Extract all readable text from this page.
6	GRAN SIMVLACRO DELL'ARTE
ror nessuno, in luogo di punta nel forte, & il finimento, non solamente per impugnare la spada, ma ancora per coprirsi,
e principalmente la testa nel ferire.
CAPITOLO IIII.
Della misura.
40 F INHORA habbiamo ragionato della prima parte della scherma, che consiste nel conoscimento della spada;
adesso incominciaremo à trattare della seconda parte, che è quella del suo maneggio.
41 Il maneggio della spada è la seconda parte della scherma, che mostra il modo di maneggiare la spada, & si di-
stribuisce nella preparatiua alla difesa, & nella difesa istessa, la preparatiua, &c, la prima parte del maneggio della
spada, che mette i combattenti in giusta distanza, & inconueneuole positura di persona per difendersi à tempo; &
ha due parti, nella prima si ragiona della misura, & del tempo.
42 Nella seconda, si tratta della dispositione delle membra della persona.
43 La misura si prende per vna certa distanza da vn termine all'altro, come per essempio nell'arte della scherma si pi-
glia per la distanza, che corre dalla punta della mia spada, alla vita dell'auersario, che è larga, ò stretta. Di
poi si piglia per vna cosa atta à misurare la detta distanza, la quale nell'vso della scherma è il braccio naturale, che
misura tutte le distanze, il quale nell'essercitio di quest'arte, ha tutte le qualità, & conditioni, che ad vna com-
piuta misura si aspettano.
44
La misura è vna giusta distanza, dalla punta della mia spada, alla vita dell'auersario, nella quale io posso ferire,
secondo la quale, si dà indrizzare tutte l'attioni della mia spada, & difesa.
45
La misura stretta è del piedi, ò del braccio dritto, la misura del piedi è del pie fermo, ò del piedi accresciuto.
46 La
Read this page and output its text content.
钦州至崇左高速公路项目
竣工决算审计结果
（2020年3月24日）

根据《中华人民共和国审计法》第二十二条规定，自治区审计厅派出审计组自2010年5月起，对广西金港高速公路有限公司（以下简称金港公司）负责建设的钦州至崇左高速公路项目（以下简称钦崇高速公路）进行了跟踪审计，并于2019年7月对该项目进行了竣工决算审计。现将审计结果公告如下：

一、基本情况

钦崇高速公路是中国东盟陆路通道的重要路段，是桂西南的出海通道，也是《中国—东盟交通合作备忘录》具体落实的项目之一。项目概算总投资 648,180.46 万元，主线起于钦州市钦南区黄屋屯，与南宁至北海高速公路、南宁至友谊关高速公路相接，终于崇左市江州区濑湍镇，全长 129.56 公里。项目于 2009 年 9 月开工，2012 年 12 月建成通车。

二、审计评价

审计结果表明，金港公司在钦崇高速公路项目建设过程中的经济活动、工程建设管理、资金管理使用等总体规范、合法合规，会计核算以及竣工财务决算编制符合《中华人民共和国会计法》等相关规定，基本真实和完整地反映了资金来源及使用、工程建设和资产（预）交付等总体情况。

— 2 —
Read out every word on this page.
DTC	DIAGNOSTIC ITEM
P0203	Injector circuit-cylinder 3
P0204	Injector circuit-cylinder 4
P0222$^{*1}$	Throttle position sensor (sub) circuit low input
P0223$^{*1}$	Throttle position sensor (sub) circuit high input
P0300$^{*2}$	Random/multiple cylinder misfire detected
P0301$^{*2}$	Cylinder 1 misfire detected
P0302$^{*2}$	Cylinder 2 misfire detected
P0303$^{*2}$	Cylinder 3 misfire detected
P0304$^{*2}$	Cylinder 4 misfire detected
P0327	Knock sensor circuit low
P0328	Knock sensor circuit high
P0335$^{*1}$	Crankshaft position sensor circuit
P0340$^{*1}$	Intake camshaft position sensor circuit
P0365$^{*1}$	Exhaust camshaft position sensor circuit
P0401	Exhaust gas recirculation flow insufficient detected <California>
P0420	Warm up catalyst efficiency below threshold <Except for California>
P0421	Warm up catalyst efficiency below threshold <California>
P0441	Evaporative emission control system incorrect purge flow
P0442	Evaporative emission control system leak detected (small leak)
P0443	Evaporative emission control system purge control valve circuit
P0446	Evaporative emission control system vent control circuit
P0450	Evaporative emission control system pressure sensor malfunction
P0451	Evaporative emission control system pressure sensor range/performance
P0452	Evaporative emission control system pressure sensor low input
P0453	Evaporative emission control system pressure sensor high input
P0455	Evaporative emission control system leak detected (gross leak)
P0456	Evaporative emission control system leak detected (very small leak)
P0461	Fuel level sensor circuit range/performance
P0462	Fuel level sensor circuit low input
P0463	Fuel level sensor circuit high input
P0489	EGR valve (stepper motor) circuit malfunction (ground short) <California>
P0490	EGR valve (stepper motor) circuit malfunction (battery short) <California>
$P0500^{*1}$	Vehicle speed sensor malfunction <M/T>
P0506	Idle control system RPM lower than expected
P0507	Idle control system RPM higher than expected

Stated exercise: Work out how many lines of the data hold the string "below". Reply with that number alone.

Exercise answer: 2